── Exercise input
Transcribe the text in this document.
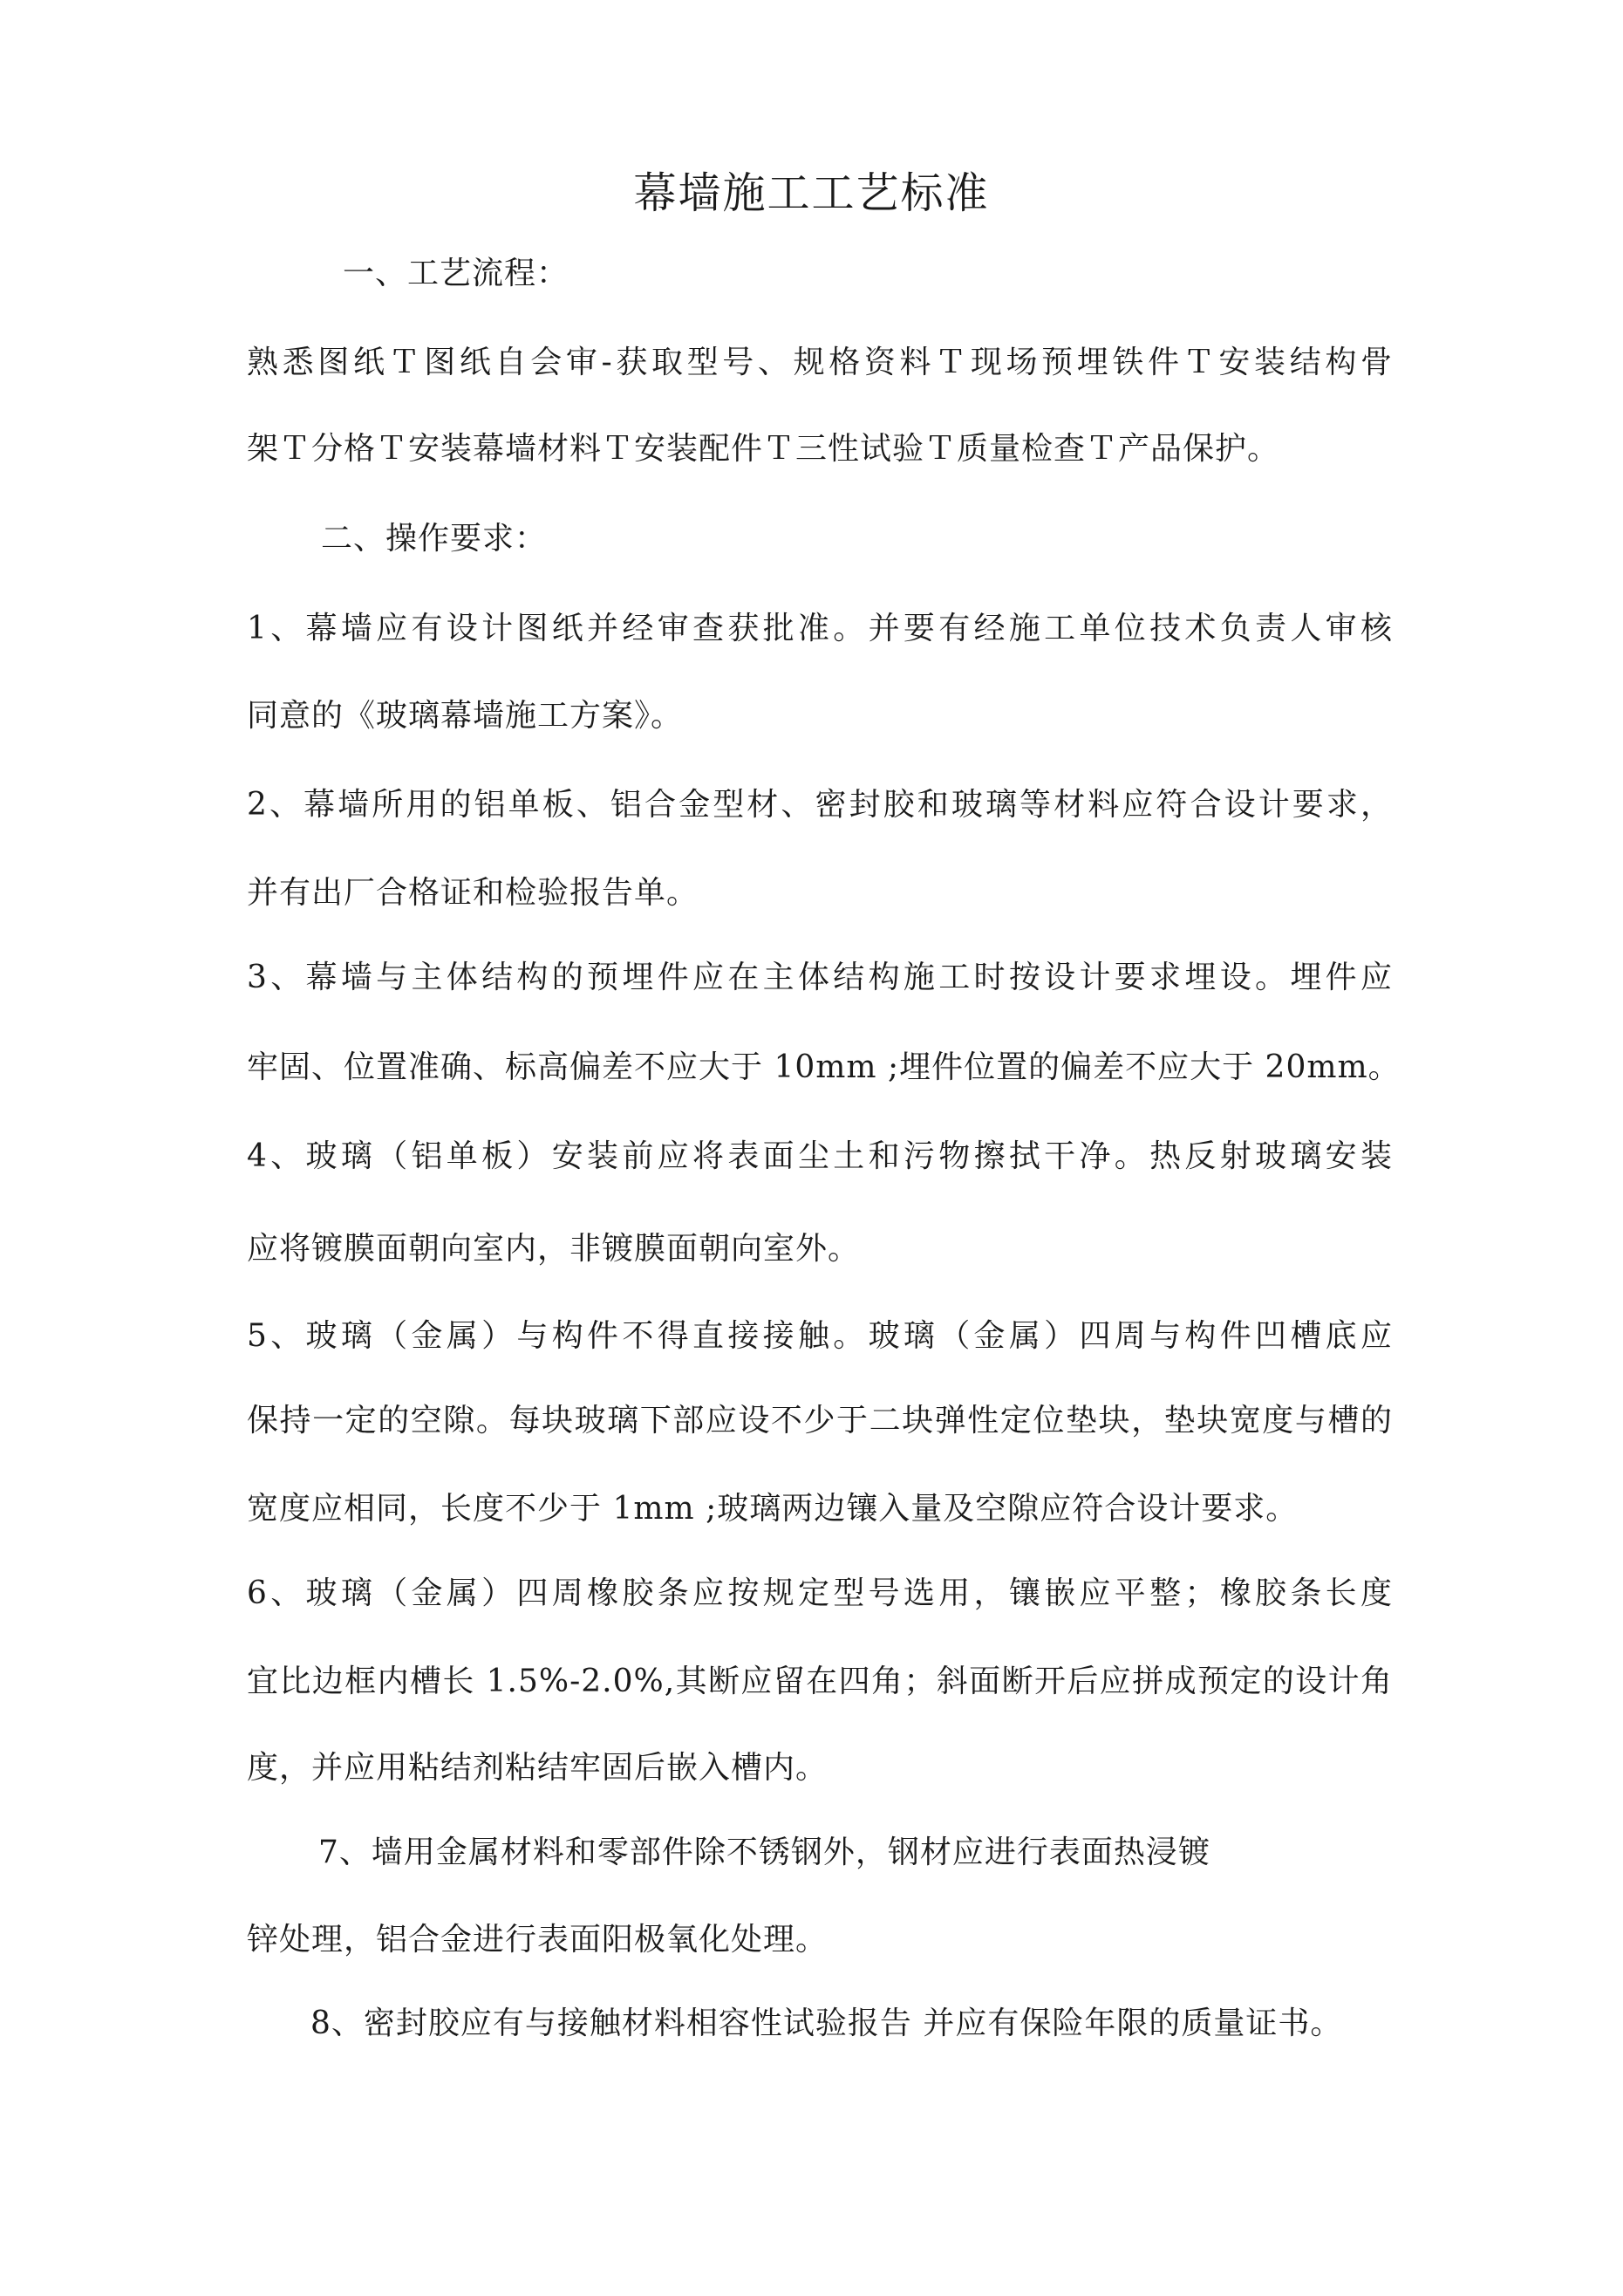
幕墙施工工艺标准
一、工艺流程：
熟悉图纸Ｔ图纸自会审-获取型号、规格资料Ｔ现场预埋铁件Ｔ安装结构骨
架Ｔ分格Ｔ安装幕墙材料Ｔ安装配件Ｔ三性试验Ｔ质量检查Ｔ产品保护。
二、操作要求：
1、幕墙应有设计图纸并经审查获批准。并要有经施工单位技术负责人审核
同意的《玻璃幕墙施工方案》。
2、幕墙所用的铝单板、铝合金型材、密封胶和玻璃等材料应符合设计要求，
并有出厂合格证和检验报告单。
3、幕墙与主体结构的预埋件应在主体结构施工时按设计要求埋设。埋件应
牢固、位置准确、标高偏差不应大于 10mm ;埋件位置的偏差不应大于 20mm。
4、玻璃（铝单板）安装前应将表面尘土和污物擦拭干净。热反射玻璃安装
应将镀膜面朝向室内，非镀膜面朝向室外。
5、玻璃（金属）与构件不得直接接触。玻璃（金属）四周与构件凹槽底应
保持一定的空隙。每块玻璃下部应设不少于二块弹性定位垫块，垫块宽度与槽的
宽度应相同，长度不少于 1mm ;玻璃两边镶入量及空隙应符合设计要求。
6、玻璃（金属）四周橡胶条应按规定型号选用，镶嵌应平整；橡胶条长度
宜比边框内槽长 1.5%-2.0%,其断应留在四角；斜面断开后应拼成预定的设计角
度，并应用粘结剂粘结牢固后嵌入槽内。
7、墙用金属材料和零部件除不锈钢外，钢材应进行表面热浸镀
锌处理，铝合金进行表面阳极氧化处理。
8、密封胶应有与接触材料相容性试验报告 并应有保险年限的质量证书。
────
── Exercise input
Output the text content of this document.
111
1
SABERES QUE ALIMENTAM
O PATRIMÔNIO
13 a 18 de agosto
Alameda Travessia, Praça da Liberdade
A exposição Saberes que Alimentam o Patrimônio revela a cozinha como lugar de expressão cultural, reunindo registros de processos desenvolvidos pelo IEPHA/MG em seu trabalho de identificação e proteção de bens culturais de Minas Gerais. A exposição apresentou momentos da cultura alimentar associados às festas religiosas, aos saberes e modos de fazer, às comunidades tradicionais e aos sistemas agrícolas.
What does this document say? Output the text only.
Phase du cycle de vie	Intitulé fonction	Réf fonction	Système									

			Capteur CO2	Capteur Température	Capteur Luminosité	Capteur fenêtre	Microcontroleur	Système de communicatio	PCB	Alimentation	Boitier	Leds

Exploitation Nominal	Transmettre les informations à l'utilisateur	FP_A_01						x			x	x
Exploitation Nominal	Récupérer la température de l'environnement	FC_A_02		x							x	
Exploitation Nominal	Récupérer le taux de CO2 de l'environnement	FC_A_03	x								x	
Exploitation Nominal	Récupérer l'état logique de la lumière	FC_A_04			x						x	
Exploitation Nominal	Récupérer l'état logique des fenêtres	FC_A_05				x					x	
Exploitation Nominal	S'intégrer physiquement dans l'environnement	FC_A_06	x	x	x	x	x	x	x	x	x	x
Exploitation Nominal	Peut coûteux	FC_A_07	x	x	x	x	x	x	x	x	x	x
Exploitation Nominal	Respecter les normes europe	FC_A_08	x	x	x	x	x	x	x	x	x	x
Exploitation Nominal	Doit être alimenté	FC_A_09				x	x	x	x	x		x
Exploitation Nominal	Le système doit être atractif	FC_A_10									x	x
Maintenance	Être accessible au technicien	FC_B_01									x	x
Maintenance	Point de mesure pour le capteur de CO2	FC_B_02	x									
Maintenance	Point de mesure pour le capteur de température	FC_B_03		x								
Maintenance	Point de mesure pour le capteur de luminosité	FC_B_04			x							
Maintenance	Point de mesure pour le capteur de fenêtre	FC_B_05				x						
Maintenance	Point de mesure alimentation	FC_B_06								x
────
── Exercise input
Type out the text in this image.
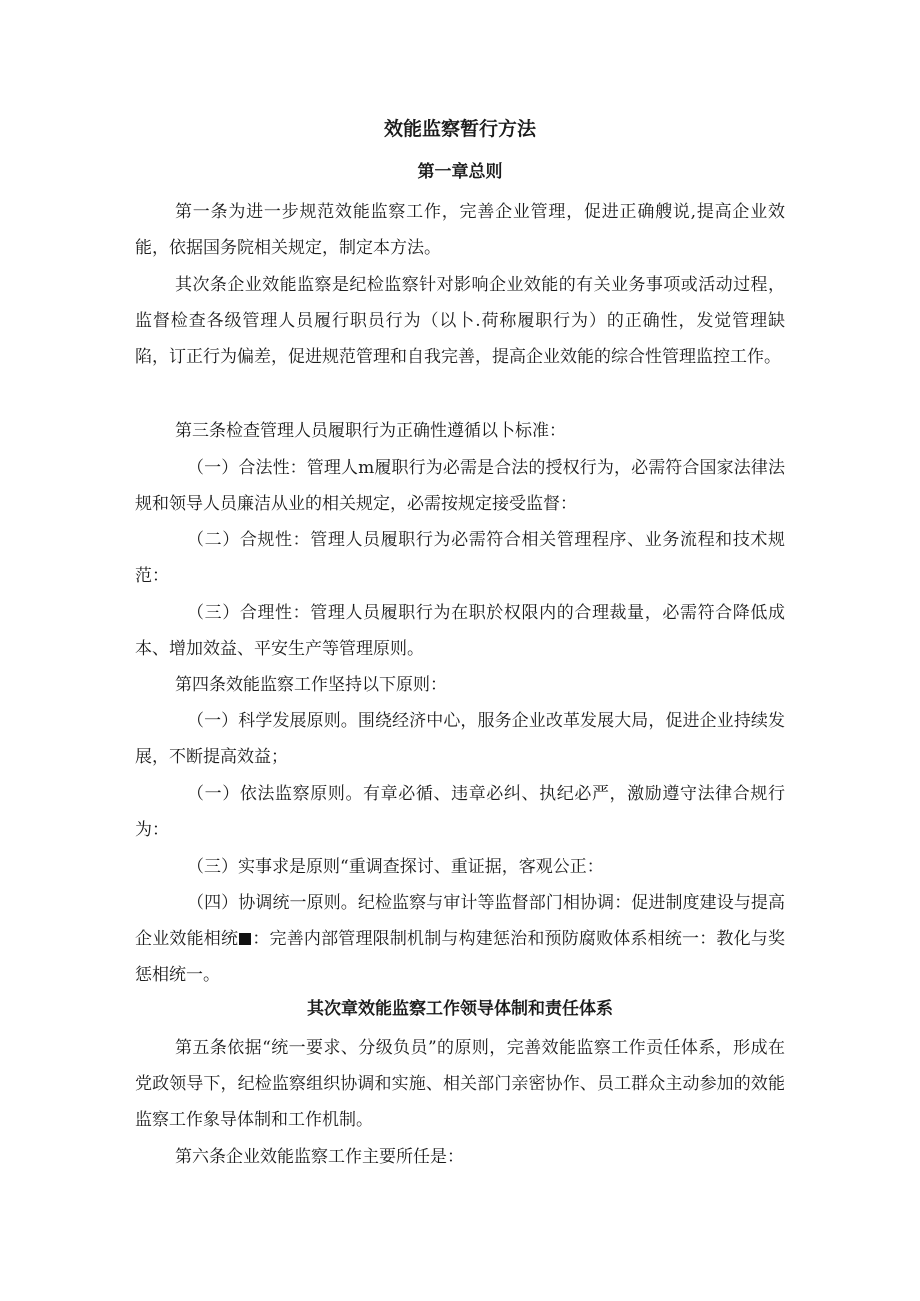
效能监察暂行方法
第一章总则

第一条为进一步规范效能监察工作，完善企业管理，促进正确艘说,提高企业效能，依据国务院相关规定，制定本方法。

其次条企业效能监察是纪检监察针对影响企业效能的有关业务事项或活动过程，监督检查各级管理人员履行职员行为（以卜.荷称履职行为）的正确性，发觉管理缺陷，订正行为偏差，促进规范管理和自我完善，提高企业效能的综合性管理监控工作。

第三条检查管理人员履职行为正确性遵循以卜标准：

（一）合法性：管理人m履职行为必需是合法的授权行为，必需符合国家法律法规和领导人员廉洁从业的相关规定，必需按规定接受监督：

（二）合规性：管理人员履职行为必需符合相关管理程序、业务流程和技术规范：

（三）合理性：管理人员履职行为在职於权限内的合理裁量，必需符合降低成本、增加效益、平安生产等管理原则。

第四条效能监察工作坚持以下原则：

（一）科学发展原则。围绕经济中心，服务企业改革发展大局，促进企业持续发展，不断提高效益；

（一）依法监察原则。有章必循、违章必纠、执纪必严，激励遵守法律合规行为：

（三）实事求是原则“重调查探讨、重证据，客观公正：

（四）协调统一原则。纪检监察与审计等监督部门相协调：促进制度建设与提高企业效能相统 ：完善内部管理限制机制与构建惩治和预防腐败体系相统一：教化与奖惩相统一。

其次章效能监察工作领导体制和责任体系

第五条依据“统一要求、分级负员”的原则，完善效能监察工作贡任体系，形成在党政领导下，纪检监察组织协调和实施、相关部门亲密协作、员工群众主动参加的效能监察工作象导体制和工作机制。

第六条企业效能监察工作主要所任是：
────
Give the number of lines in the listing above that hold the string "environnement", with nothing else.

Output: 3